[Start LISTING]

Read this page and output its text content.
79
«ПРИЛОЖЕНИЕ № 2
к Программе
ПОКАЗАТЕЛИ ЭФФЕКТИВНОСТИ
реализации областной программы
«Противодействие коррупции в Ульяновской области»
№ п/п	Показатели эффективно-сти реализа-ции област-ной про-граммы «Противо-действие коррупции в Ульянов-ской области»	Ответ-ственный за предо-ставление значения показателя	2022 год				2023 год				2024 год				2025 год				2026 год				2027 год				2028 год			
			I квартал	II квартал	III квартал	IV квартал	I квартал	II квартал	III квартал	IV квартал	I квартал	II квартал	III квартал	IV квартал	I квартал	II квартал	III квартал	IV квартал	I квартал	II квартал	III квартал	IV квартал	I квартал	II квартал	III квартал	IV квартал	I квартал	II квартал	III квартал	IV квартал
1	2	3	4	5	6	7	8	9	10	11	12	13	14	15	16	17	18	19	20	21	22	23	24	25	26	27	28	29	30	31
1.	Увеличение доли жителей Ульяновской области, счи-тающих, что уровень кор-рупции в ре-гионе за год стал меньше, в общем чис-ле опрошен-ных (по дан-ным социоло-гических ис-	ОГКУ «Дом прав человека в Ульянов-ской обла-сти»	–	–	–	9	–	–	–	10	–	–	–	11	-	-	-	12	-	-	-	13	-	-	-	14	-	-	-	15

[End LISTING]
[Start LISTING]

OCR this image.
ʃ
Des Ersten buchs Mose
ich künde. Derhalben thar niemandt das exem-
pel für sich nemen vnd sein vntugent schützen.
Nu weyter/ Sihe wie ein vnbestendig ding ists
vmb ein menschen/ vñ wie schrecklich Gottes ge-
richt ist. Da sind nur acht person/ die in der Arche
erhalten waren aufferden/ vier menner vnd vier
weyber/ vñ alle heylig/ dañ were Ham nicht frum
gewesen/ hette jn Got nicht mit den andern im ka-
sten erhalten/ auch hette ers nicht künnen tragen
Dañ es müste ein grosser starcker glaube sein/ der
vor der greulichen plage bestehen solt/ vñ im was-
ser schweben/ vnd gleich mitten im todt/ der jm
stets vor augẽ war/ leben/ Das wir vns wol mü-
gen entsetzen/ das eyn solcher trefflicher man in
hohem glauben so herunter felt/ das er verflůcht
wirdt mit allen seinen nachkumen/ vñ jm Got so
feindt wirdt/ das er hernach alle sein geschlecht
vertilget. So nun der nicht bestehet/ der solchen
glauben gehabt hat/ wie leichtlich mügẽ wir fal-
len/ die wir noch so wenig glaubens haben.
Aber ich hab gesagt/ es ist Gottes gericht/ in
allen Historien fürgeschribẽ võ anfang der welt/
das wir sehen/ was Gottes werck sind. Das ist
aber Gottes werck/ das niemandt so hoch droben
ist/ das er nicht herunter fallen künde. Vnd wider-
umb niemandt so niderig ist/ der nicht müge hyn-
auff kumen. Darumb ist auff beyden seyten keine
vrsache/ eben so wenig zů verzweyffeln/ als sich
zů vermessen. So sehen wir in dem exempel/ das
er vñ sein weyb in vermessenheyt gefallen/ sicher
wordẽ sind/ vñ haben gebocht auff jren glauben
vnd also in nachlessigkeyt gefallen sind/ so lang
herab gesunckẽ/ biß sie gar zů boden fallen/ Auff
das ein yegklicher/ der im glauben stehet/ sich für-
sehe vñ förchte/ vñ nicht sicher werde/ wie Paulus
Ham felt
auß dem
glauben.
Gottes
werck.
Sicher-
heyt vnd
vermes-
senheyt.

[End LISTING]

TO BE DONE: Search the preceding listing for "коррупции" and extract every line where it is found.

RESPONSE TO THIS EXERCISE:
«Противодействие коррупции в Ульяновской области»
№ п/п	Показатели эффективно-сти реализа-ции област-ной про-граммы «Противо-действие коррупции в Ульянов-ской области»	Ответ-ственный за предо-ставление значения показателя	2022 год				2023 год				2024 год				2025 год				2026 год				2027 год				2028 год			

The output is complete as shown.